+++ DATA LISTING

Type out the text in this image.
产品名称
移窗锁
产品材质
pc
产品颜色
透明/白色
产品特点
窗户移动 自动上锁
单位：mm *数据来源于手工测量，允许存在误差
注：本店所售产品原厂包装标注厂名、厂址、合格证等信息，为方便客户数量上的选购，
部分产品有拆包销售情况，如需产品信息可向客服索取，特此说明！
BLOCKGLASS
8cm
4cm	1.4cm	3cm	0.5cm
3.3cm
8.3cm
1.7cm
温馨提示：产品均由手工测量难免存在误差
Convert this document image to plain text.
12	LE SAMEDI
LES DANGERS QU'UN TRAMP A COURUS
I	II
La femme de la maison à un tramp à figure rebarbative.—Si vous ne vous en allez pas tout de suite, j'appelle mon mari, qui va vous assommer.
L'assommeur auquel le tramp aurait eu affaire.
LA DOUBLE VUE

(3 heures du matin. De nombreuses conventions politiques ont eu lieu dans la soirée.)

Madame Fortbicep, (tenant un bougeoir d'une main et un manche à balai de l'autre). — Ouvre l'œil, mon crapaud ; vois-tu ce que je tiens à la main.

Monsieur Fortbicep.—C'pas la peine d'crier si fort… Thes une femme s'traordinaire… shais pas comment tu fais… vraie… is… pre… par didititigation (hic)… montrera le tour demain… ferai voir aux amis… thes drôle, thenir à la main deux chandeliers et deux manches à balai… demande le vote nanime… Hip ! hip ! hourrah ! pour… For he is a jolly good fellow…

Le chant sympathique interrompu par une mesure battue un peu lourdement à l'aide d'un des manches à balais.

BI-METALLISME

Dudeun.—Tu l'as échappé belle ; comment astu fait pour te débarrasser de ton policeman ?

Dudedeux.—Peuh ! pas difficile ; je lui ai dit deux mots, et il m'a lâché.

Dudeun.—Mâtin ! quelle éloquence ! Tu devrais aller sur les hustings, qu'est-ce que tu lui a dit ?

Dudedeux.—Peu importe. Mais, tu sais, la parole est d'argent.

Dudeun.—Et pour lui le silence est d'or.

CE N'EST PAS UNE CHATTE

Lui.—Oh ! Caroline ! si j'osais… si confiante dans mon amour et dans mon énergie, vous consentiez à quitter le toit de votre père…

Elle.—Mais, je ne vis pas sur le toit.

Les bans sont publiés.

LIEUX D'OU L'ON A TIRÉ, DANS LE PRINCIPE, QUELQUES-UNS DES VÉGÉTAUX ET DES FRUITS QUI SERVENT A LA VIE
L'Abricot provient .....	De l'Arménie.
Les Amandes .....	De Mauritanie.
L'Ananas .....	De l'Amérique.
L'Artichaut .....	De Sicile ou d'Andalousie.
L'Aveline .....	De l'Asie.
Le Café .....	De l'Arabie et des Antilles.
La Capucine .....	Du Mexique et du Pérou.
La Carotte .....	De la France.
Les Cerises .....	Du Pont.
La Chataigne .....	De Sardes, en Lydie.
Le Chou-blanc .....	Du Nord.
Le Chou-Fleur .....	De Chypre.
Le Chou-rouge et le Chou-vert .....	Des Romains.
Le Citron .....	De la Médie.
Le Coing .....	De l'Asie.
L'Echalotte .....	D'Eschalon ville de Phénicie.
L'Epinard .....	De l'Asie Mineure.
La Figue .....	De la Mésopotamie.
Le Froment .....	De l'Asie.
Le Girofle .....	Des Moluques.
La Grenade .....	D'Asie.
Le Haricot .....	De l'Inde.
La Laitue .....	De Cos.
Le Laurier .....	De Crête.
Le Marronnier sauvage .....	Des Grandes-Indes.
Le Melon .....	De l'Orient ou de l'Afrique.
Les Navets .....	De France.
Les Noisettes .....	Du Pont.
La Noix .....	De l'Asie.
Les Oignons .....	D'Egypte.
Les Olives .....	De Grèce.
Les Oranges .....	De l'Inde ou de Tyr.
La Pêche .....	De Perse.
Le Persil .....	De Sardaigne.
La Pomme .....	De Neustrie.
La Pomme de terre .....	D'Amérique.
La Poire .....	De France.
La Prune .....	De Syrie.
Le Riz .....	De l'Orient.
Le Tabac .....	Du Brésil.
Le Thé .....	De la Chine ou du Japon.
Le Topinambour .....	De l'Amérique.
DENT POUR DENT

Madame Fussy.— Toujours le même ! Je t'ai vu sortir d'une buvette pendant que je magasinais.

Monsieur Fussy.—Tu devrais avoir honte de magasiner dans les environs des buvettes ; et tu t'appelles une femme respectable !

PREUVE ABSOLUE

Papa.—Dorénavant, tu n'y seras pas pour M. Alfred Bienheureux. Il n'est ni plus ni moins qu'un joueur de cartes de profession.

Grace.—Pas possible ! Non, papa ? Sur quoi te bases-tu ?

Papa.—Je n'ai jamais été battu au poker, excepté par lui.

++++++

• _REQUIRED TASK_
Copy each record from above exactly, and include every line.

• _WORKED ANSWER_
Type out the text in this image.
产品名称
移窗锁
产品材质
pc
产品颜色
透明/白色
产品特点
窗户移动 自动上锁
单位：mm *数据来源于手工测量，允许存在误差
注：本店所售产品原厂包装标注厂名、厂址、合格证等信息，为方便客户数量上的选购，
部分产品有拆包销售情况，如需产品信息可向客服索取，特此说明！
BLOCKGLASS
8cm
4cm	1.4cm	3cm	0.5cm
3.3cm
8.3cm
1.7cm
温馨提示：产品均由手工测量难免存在误差
Convert this document image to plain text.
12	LE SAMEDI
LES DANGERS QU'UN TRAMP A COURUS
I	II
La femme de la maison à un tramp à figure rebarbative.—Si vous ne vous en allez pas tout de suite, j'appelle mon mari, qui va vous assommer.
L'assommeur auquel le tramp aurait eu affaire.
LA DOUBLE VUE

(3 heures du matin. De nombreuses conventions politiques ont eu lieu dans la soirée.)

Madame Fortbicep, (tenant un bougeoir d'une main et un manche à balai de l'autre). — Ouvre l'œil, mon crapaud ; vois-tu ce que je tiens à la main.

Monsieur Fortbicep.—C'pas la peine d'crier si fort… Thes une femme s'traordinaire… shais pas comment tu fais… vraie… is… pre… par didititigation (hic)… montrera le tour demain… ferai voir aux amis… thes drôle, thenir à la main deux chandeliers et deux manches à balai… demande le vote nanime… Hip ! hip ! hourrah ! pour… For he is a jolly good fellow…

Le chant sympathique interrompu par une mesure battue un peu lourdement à l'aide d'un des manches à balais.

BI-METALLISME

Dudeun.—Tu l'as échappé belle ; comment astu fait pour te débarrasser de ton policeman ?

Dudedeux.—Peuh ! pas difficile ; je lui ai dit deux mots, et il m'a lâché.

Dudeun.—Mâtin ! quelle éloquence ! Tu devrais aller sur les hustings, qu'est-ce que tu lui a dit ?

Dudedeux.—Peu importe. Mais, tu sais, la parole est d'argent.

Dudeun.—Et pour lui le silence est d'or.

CE N'EST PAS UNE CHATTE

Lui.—Oh ! Caroline ! si j'osais… si confiante dans mon amour et dans mon énergie, vous consentiez à quitter le toit de votre père…

Elle.—Mais, je ne vis pas sur le toit.

Les bans sont publiés.

LIEUX D'OU L'ON A TIRÉ, DANS LE PRINCIPE, QUELQUES-UNS DES VÉGÉTAUX ET DES FRUITS QUI SERVENT A LA VIE
L'Abricot provient .....	De l'Arménie.
Les Amandes .....	De Mauritanie.
L'Ananas .....	De l'Amérique.
L'Artichaut .....	De Sicile ou d'Andalousie.
L'Aveline .....	De l'Asie.
Le Café .....	De l'Arabie et des Antilles.
La Capucine .....	Du Mexique et du Pérou.
La Carotte .....	De la France.
Les Cerises .....	Du Pont.
La Chataigne .....	De Sardes, en Lydie.
Le Chou-blanc .....	Du Nord.
Le Chou-Fleur .....	De Chypre.
Le Chou-rouge et le Chou-vert .....	Des Romains.
Le Citron .....	De la Médie.
Le Coing .....	De l'Asie.
L'Echalotte .....	D'Eschalon ville de Phénicie.
L'Epinard .....	De l'Asie Mineure.
La Figue .....	De la Mésopotamie.
Le Froment .....	De l'Asie.
Le Girofle .....	Des Moluques.
La Grenade .....	D'Asie.
Le Haricot .....	De l'Inde.
La Laitue .....	De Cos.
Le Laurier .....	De Crête.
Le Marronnier sauvage .....	Des Grandes-Indes.
Le Melon .....	De l'Orient ou de l'Afrique.
Les Navets .....	De France.
Les Noisettes .....	Du Pont.
La Noix .....	De l'Asie.
Les Oignons .....	D'Egypte.
Les Olives .....	De Grèce.
Les Oranges .....	De l'Inde ou de Tyr.
La Pêche .....	De Perse.
Le Persil .....	De Sardaigne.
La Pomme .....	De Neustrie.
La Pomme de terre .....	D'Amérique.
La Poire .....	De France.
La Prune .....	De Syrie.
Le Riz .....	De l'Orient.
Le Tabac .....	Du Brésil.
Le Thé .....	De la Chine ou du Japon.
Le Topinambour .....	De l'Amérique.
DENT POUR DENT

Madame Fussy.— Toujours le même ! Je t'ai vu sortir d'une buvette pendant que je magasinais.

Monsieur Fussy.—Tu devrais avoir honte de magasiner dans les environs des buvettes ; et tu t'appelles une femme respectable !

PREUVE ABSOLUE

Papa.—Dorénavant, tu n'y seras pas pour M. Alfred Bienheureux. Il n'est ni plus ni moins qu'un joueur de cartes de profession.

Grace.—Pas possible ! Non, papa ? Sur quoi te bases-tu ?

Papa.—Je n'ai jamais été battu au poker, excepté par lui.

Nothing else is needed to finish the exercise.